▸ EXTRACTED DATA:

+++

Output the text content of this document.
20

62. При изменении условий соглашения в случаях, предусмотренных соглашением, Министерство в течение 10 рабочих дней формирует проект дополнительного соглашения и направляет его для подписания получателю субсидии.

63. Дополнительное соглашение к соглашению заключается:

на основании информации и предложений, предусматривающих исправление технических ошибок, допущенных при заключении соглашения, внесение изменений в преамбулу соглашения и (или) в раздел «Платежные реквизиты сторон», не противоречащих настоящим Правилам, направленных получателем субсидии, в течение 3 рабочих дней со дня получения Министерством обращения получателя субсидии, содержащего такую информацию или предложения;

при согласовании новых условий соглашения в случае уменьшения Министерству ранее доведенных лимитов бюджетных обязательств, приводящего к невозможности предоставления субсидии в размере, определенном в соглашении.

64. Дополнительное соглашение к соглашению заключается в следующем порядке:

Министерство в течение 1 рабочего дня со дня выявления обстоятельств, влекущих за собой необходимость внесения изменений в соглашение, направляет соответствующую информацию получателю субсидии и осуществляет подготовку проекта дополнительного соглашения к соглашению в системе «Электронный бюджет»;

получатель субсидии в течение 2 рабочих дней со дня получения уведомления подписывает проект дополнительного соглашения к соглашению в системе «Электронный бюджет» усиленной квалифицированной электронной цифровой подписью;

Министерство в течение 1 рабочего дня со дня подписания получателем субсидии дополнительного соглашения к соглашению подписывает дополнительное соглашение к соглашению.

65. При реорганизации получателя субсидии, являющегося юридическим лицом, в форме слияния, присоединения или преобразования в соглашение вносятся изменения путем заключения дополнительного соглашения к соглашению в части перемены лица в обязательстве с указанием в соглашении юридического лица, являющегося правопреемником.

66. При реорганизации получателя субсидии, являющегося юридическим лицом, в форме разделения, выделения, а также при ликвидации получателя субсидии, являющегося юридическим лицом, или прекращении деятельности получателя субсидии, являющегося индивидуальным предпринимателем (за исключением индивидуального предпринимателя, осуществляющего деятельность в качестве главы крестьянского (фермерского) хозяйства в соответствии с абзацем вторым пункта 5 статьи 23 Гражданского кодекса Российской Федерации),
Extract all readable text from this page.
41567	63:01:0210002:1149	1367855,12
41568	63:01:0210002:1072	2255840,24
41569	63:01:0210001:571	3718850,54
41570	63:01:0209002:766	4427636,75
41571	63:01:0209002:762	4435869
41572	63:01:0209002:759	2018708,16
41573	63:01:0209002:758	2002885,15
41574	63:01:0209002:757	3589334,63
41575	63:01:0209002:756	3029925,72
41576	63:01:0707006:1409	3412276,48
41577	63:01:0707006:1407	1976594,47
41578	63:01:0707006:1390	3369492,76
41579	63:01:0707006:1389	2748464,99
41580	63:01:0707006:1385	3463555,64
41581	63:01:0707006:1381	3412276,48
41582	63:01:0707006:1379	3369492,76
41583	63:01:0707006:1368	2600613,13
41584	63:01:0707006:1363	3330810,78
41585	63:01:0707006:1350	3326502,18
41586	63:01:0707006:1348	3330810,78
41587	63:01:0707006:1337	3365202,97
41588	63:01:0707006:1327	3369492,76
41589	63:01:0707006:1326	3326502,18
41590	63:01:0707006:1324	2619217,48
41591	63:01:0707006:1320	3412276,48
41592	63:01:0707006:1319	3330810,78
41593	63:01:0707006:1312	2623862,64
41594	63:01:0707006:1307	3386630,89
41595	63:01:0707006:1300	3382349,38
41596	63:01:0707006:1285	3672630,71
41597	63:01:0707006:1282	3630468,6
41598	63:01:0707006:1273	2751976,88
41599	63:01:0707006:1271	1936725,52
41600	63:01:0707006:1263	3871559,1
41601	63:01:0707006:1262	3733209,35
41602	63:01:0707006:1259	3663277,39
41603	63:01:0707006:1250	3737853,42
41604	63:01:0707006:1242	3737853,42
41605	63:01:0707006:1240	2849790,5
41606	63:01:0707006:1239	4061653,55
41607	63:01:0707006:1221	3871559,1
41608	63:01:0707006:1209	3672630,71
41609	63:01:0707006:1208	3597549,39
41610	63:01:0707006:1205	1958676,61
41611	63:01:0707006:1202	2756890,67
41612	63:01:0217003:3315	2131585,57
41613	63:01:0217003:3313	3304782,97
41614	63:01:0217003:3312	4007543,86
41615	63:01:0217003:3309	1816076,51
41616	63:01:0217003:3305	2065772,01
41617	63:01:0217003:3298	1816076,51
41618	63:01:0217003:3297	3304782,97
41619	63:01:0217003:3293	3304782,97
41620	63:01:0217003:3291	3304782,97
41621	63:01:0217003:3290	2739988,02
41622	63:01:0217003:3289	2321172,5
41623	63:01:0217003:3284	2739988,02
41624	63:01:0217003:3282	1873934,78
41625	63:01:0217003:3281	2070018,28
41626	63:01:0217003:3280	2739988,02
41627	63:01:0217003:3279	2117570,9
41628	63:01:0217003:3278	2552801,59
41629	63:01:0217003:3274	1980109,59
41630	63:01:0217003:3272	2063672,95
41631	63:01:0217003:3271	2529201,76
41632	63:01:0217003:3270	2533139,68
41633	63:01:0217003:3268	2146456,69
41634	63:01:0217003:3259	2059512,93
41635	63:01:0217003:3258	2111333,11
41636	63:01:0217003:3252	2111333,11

+++

▸ DIRECTION: Only a number is wanted: how many lines of the data above contain "соглашению"?

▸ PROBLEM SOLUTION: 6